**RECORDS FOR THIS TASK:**
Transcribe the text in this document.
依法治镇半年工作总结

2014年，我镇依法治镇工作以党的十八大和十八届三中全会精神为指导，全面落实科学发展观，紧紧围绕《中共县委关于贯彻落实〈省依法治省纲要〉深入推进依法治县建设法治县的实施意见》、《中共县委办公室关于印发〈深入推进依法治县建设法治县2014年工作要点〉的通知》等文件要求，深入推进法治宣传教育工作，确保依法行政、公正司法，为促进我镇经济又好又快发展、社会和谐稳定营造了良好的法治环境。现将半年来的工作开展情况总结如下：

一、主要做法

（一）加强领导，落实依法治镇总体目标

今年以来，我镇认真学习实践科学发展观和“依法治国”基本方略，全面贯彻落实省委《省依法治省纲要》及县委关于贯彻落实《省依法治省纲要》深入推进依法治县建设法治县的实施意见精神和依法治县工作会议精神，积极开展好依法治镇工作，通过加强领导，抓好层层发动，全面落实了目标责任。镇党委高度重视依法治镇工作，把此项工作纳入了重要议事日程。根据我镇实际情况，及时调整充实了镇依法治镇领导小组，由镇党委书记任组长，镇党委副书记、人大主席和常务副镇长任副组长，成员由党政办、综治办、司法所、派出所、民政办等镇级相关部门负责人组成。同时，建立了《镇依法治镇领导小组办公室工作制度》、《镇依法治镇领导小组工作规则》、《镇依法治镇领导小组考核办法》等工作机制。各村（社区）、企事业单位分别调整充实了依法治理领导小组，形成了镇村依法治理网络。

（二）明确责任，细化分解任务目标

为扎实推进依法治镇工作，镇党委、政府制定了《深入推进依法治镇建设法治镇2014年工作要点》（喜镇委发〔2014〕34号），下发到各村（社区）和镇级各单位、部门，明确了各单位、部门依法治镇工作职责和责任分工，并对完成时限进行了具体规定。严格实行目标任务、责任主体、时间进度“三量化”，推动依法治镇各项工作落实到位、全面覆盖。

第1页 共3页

**REQUIREMENT:**
Copy each record from above exactly, and include every line.

**THE REPLY:**
Transcribe the text in this document.
依法治镇半年工作总结

2014年，我镇依法治镇工作以党的十八大和十八届三中全会精神为指导，全面落实科学发展观，紧紧围绕《中共县委关于贯彻落实〈省依法治省纲要〉深入推进依法治县建设法治县的实施意见》、《中共县委办公室关于印发〈深入推进依法治县建设法治县2014年工作要点〉的通知》等文件要求，深入推进法治宣传教育工作，确保依法行政、公正司法，为促进我镇经济又好又快发展、社会和谐稳定营造了良好的法治环境。现将半年来的工作开展情况总结如下：

一、主要做法

（一）加强领导，落实依法治镇总体目标

今年以来，我镇认真学习实践科学发展观和“依法治国”基本方略，全面贯彻落实省委《省依法治省纲要》及县委关于贯彻落实《省依法治省纲要》深入推进依法治县建设法治县的实施意见精神和依法治县工作会议精神，积极开展好依法治镇工作，通过加强领导，抓好层层发动，全面落实了目标责任。镇党委高度重视依法治镇工作，把此项工作纳入了重要议事日程。根据我镇实际情况，及时调整充实了镇依法治镇领导小组，由镇党委书记任组长，镇党委副书记、人大主席和常务副镇长任副组长，成员由党政办、综治办、司法所、派出所、民政办等镇级相关部门负责人组成。同时，建立了《镇依法治镇领导小组办公室工作制度》、《镇依法治镇领导小组工作规则》、《镇依法治镇领导小组考核办法》等工作机制。各村（社区）、企事业单位分别调整充实了依法治理领导小组，形成了镇村依法治理网络。

（二）明确责任，细化分解任务目标

为扎实推进依法治镇工作，镇党委、政府制定了《深入推进依法治镇建设法治镇2014年工作要点》（喜镇委发〔2014〕34号），下发到各村（社区）和镇级各单位、部门，明确了各单位、部门依法治镇工作职责和责任分工，并对完成时限进行了具体规定。严格实行目标任务、责任主体、时间进度“三量化”，推动依法治镇各项工作落实到位、全面覆盖。

第1页 共3页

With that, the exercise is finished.